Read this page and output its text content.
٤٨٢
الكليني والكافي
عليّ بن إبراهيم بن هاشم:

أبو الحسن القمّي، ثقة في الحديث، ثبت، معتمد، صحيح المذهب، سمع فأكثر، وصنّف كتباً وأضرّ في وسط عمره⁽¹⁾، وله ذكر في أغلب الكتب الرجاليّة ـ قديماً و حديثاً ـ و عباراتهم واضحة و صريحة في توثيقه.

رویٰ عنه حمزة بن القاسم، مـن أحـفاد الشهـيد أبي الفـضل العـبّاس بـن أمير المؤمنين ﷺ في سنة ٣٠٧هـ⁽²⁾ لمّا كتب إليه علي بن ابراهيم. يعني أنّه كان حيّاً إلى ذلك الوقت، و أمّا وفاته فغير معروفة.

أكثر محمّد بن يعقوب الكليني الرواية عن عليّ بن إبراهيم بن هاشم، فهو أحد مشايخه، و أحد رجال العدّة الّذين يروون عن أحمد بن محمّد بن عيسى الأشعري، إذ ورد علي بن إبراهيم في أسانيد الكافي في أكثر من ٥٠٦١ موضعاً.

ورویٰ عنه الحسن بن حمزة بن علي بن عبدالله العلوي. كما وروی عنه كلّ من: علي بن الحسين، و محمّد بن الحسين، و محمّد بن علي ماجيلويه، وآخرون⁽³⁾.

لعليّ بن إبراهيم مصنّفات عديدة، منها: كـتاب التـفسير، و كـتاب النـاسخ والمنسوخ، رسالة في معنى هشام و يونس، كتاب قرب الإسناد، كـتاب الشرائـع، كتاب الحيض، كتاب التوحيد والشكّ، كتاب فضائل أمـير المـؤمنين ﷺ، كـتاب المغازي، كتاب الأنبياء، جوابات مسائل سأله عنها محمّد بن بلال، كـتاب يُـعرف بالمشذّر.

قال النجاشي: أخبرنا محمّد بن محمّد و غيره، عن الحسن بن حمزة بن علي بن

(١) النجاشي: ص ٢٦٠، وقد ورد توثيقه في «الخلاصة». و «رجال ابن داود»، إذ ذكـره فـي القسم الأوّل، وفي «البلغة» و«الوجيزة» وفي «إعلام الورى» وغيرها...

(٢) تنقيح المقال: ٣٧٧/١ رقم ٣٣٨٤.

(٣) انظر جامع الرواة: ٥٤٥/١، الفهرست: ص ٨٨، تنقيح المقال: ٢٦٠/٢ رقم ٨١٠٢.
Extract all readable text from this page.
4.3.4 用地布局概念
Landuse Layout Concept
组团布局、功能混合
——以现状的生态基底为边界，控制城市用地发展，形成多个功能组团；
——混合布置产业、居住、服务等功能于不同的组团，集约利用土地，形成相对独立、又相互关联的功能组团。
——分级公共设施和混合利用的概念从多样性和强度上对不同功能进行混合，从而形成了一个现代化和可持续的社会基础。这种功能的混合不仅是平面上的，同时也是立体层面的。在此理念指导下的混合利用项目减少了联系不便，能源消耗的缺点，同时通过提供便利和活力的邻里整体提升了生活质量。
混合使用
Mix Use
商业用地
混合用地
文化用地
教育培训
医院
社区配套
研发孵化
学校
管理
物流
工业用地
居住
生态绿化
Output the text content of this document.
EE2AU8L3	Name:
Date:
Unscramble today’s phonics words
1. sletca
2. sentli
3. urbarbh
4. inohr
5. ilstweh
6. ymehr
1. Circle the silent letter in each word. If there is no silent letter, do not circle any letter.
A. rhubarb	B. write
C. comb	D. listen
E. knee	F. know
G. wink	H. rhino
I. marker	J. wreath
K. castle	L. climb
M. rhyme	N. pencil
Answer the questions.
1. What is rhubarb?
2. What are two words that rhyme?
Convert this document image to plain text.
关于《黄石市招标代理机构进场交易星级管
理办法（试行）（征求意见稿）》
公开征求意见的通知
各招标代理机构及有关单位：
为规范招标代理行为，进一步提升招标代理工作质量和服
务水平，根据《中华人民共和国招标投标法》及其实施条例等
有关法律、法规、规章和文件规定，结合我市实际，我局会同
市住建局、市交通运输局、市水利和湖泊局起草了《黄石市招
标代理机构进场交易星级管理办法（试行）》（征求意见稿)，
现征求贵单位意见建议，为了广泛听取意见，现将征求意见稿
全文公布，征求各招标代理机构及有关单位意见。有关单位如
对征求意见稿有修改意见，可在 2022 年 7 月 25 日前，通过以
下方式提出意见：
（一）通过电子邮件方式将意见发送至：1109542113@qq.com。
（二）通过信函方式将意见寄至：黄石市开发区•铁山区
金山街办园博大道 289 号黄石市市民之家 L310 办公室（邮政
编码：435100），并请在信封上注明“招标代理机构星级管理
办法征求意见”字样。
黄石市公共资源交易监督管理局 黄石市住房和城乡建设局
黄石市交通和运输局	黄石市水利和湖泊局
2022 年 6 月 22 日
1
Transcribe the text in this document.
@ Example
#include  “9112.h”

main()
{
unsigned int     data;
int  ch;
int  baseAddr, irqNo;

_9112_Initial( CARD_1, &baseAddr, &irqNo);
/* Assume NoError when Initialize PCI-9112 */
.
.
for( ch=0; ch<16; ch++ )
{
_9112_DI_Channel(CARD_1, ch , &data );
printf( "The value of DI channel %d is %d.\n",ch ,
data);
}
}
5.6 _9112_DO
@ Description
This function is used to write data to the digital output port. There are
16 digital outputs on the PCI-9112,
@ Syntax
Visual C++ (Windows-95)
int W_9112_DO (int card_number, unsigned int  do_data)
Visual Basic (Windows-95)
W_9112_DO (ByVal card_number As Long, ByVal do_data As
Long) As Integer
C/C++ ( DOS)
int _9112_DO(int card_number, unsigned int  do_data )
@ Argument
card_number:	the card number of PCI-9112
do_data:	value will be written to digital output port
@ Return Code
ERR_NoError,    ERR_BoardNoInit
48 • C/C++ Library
⁂
### Exercise requirements
From the first line to the last, retype the data exactly.

### Expected answer
Read this page and output its text content.
٤٨٢
الكليني والكافي
عليّ بن إبراهيم بن هاشم:

أبو الحسن القمّي، ثقة في الحديث، ثبت، معتمد، صحيح المذهب، سمع فأكثر، وصنّف كتباً وأضرّ في وسط عمره⁽¹⁾، وله ذكر في أغلب الكتب الرجاليّة ـ قديماً و حديثاً ـ و عباراتهم واضحة و صريحة في توثيقه.

رویٰ عنه حمزة بن القاسم، مـن أحـفاد الشهـيد أبي الفـضل العـبّاس بـن أمير المؤمنين ﷺ في سنة ٣٠٧هـ⁽²⁾ لمّا كتب إليه علي بن ابراهيم. يعني أنّه كان حيّاً إلى ذلك الوقت، و أمّا وفاته فغير معروفة.

أكثر محمّد بن يعقوب الكليني الرواية عن عليّ بن إبراهيم بن هاشم، فهو أحد مشايخه، و أحد رجال العدّة الّذين يروون عن أحمد بن محمّد بن عيسى الأشعري، إذ ورد علي بن إبراهيم في أسانيد الكافي في أكثر من ٥٠٦١ موضعاً.

ورویٰ عنه الحسن بن حمزة بن علي بن عبدالله العلوي. كما وروی عنه كلّ من: علي بن الحسين، و محمّد بن الحسين، و محمّد بن علي ماجيلويه، وآخرون⁽³⁾.

لعليّ بن إبراهيم مصنّفات عديدة، منها: كـتاب التـفسير، و كـتاب النـاسخ والمنسوخ، رسالة في معنى هشام و يونس، كتاب قرب الإسناد، كـتاب الشرائـع، كتاب الحيض، كتاب التوحيد والشكّ، كتاب فضائل أمـير المـؤمنين ﷺ، كـتاب المغازي، كتاب الأنبياء، جوابات مسائل سأله عنها محمّد بن بلال، كـتاب يُـعرف بالمشذّر.

قال النجاشي: أخبرنا محمّد بن محمّد و غيره، عن الحسن بن حمزة بن علي بن

(١) النجاشي: ص ٢٦٠، وقد ورد توثيقه في «الخلاصة». و «رجال ابن داود»، إذ ذكـره فـي القسم الأوّل، وفي «البلغة» و«الوجيزة» وفي «إعلام الورى» وغيرها...

(٢) تنقيح المقال: ٣٧٧/١ رقم ٣٣٨٤.

(٣) انظر جامع الرواة: ٥٤٥/١، الفهرست: ص ٨٨، تنقيح المقال: ٢٦٠/٢ رقم ٨١٠٢.
Extract all readable text from this page.
4.3.4 用地布局概念
Landuse Layout Concept
组团布局、功能混合
——以现状的生态基底为边界，控制城市用地发展，形成多个功能组团；
——混合布置产业、居住、服务等功能于不同的组团，集约利用土地，形成相对独立、又相互关联的功能组团。
——分级公共设施和混合利用的概念从多样性和强度上对不同功能进行混合，从而形成了一个现代化和可持续的社会基础。这种功能的混合不仅是平面上的，同时也是立体层面的。在此理念指导下的混合利用项目减少了联系不便，能源消耗的缺点，同时通过提供便利和活力的邻里整体提升了生活质量。
混合使用
Mix Use
商业用地
混合用地
文化用地
教育培训
医院
社区配套
研发孵化
学校
管理
物流
工业用地
居住
生态绿化
Output the text content of this document.
EE2AU8L3	Name:
Date:
Unscramble today’s phonics words
1. sletca
2. sentli
3. urbarbh
4. inohr
5. ilstweh
6. ymehr
1. Circle the silent letter in each word. If there is no silent letter, do not circle any letter.
A. rhubarb	B. write
C. comb	D. listen
E. knee	F. know
G. wink	H. rhino
I. marker	J. wreath
K. castle	L. climb
M. rhyme	N. pencil
Answer the questions.
1. What is rhubarb?
2. What are two words that rhyme?
Convert this document image to plain text.
关于《黄石市招标代理机构进场交易星级管
理办法（试行）（征求意见稿）》
公开征求意见的通知
各招标代理机构及有关单位：
为规范招标代理行为，进一步提升招标代理工作质量和服
务水平，根据《中华人民共和国招标投标法》及其实施条例等
有关法律、法规、规章和文件规定，结合我市实际，我局会同
市住建局、市交通运输局、市水利和湖泊局起草了《黄石市招
标代理机构进场交易星级管理办法（试行）》（征求意见稿)，
现征求贵单位意见建议，为了广泛听取意见，现将征求意见稿
全文公布，征求各招标代理机构及有关单位意见。有关单位如
对征求意见稿有修改意见，可在 2022 年 7 月 25 日前，通过以
下方式提出意见：
（一）通过电子邮件方式将意见发送至：1109542113@qq.com。
（二）通过信函方式将意见寄至：黄石市开发区•铁山区
金山街办园博大道 289 号黄石市市民之家 L310 办公室（邮政
编码：435100），并请在信封上注明“招标代理机构星级管理
办法征求意见”字样。
黄石市公共资源交易监督管理局 黄石市住房和城乡建设局
黄石市交通和运输局	黄石市水利和湖泊局
2022 年 6 月 22 日
1
Transcribe the text in this document.
@ Example
#include  “9112.h”

main()
{
unsigned int     data;
int  ch;
int  baseAddr, irqNo;

_9112_Initial( CARD_1, &baseAddr, &irqNo);
/* Assume NoError when Initialize PCI-9112 */
.
.
for( ch=0; ch<16; ch++ )
{
_9112_DI_Channel(CARD_1, ch , &data );
printf( "The value of DI channel %d is %d.\n",ch ,
data);
}
}
5.6 _9112_DO
@ Description
This function is used to write data to the digital output port. There are
16 digital outputs on the PCI-9112,
@ Syntax
Visual C++ (Windows-95)
int W_9112_DO (int card_number, unsigned int  do_data)
Visual Basic (Windows-95)
W_9112_DO (ByVal card_number As Long, ByVal do_data As
Long) As Integer
C/C++ ( DOS)
int _9112_DO(int card_number, unsigned int  do_data )
@ Argument
card_number:	the card number of PCI-9112
do_data:	value will be written to digital output port
@ Return Code
ERR_NoError,    ERR_BoardNoInit
48 • C/C++ Library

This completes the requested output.